- THE EXERCISE: Repeat all entries exactly.

- DATASET ROWS:
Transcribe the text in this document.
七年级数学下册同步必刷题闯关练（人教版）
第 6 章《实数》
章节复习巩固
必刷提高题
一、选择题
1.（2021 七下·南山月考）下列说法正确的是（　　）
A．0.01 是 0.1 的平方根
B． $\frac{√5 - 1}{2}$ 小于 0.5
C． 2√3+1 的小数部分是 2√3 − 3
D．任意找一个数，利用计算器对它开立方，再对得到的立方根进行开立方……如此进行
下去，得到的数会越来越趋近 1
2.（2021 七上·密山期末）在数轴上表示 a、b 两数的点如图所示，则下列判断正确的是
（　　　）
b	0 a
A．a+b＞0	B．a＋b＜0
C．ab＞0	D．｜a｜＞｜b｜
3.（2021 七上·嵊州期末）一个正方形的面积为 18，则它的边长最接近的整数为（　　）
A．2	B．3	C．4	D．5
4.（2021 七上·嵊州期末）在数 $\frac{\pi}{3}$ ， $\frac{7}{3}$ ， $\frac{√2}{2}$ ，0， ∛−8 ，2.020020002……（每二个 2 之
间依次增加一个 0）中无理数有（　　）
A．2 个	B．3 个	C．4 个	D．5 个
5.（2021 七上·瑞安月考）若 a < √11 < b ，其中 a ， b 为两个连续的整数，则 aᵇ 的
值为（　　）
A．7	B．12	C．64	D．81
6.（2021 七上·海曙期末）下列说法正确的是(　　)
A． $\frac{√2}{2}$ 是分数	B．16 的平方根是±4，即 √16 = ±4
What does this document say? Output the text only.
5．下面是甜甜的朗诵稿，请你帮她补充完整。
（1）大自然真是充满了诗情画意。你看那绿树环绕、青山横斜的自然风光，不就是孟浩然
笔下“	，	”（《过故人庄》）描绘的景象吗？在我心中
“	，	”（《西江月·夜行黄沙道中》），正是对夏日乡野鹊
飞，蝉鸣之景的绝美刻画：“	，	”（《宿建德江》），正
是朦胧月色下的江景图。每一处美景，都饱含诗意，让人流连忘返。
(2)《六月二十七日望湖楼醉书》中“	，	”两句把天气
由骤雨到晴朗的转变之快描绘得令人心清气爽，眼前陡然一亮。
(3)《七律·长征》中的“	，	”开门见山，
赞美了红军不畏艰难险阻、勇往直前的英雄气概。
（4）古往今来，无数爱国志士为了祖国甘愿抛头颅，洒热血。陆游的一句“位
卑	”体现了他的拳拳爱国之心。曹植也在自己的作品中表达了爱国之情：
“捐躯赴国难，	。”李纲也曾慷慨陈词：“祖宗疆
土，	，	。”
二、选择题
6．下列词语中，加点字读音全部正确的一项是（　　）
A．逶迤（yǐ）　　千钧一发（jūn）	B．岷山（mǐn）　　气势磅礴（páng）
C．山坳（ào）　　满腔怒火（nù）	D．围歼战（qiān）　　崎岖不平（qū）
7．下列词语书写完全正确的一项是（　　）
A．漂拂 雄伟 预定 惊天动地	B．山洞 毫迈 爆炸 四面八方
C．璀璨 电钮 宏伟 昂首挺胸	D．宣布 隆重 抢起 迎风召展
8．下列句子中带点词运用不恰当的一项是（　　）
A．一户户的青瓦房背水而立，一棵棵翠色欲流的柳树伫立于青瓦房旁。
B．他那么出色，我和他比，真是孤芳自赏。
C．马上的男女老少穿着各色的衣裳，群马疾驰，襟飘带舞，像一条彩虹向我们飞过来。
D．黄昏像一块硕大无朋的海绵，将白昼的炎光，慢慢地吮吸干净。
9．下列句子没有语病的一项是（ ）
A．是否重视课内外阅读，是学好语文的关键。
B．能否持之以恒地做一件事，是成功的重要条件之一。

- RESULT OF THIS TASK:
Transcribe the text in this document.
七年级数学下册同步必刷题闯关练（人教版）
第 6 章《实数》
章节复习巩固
必刷提高题
一、选择题
1.（2021 七下·南山月考）下列说法正确的是（　　）
A．0.01 是 0.1 的平方根
B． $\frac{√5 - 1}{2}$ 小于 0.5
C． 2√3+1 的小数部分是 2√3 − 3
D．任意找一个数，利用计算器对它开立方，再对得到的立方根进行开立方……如此进行
下去，得到的数会越来越趋近 1
2.（2021 七上·密山期末）在数轴上表示 a、b 两数的点如图所示，则下列判断正确的是
（　　　）
b	0 a
A．a+b＞0	B．a＋b＜0
C．ab＞0	D．｜a｜＞｜b｜
3.（2021 七上·嵊州期末）一个正方形的面积为 18，则它的边长最接近的整数为（　　）
A．2	B．3	C．4	D．5
4.（2021 七上·嵊州期末）在数 $\frac{\pi}{3}$ ， $\frac{7}{3}$ ， $\frac{√2}{2}$ ，0， ∛−8 ，2.020020002……（每二个 2 之
间依次增加一个 0）中无理数有（　　）
A．2 个	B．3 个	C．4 个	D．5 个
5.（2021 七上·瑞安月考）若 a < √11 < b ，其中 a ， b 为两个连续的整数，则 aᵇ 的
值为（　　）
A．7	B．12	C．64	D．81
6.（2021 七上·海曙期末）下列说法正确的是(　　)
A． $\frac{√2}{2}$ 是分数	B．16 的平方根是±4，即 √16 = ±4
What does this document say? Output the text only.
5．下面是甜甜的朗诵稿，请你帮她补充完整。
（1）大自然真是充满了诗情画意。你看那绿树环绕、青山横斜的自然风光，不就是孟浩然
笔下“	，	”（《过故人庄》）描绘的景象吗？在我心中
“	，	”（《西江月·夜行黄沙道中》），正是对夏日乡野鹊
飞，蝉鸣之景的绝美刻画：“	，	”（《宿建德江》），正
是朦胧月色下的江景图。每一处美景，都饱含诗意，让人流连忘返。
(2)《六月二十七日望湖楼醉书》中“	，	”两句把天气
由骤雨到晴朗的转变之快描绘得令人心清气爽，眼前陡然一亮。
(3)《七律·长征》中的“	，	”开门见山，
赞美了红军不畏艰难险阻、勇往直前的英雄气概。
（4）古往今来，无数爱国志士为了祖国甘愿抛头颅，洒热血。陆游的一句“位
卑	”体现了他的拳拳爱国之心。曹植也在自己的作品中表达了爱国之情：
“捐躯赴国难，	。”李纲也曾慷慨陈词：“祖宗疆
土，	，	。”
二、选择题
6．下列词语中，加点字读音全部正确的一项是（　　）
A．逶迤（yǐ）　　千钧一发（jūn）	B．岷山（mǐn）　　气势磅礴（páng）
C．山坳（ào）　　满腔怒火（nù）	D．围歼战（qiān）　　崎岖不平（qū）
7．下列词语书写完全正确的一项是（　　）
A．漂拂 雄伟 预定 惊天动地	B．山洞 毫迈 爆炸 四面八方
C．璀璨 电钮 宏伟 昂首挺胸	D．宣布 隆重 抢起 迎风召展
8．下列句子中带点词运用不恰当的一项是（　　）
A．一户户的青瓦房背水而立，一棵棵翠色欲流的柳树伫立于青瓦房旁。
B．他那么出色，我和他比，真是孤芳自赏。
C．马上的男女老少穿着各色的衣裳，群马疾驰，襟飘带舞，像一条彩虹向我们飞过来。
D．黄昏像一块硕大无朋的海绵，将白昼的炎光，慢慢地吮吸干净。
9．下列句子没有语病的一项是（ ）
A．是否重视课内外阅读，是学好语文的关键。
B．能否持之以恒地做一件事，是成功的重要条件之一。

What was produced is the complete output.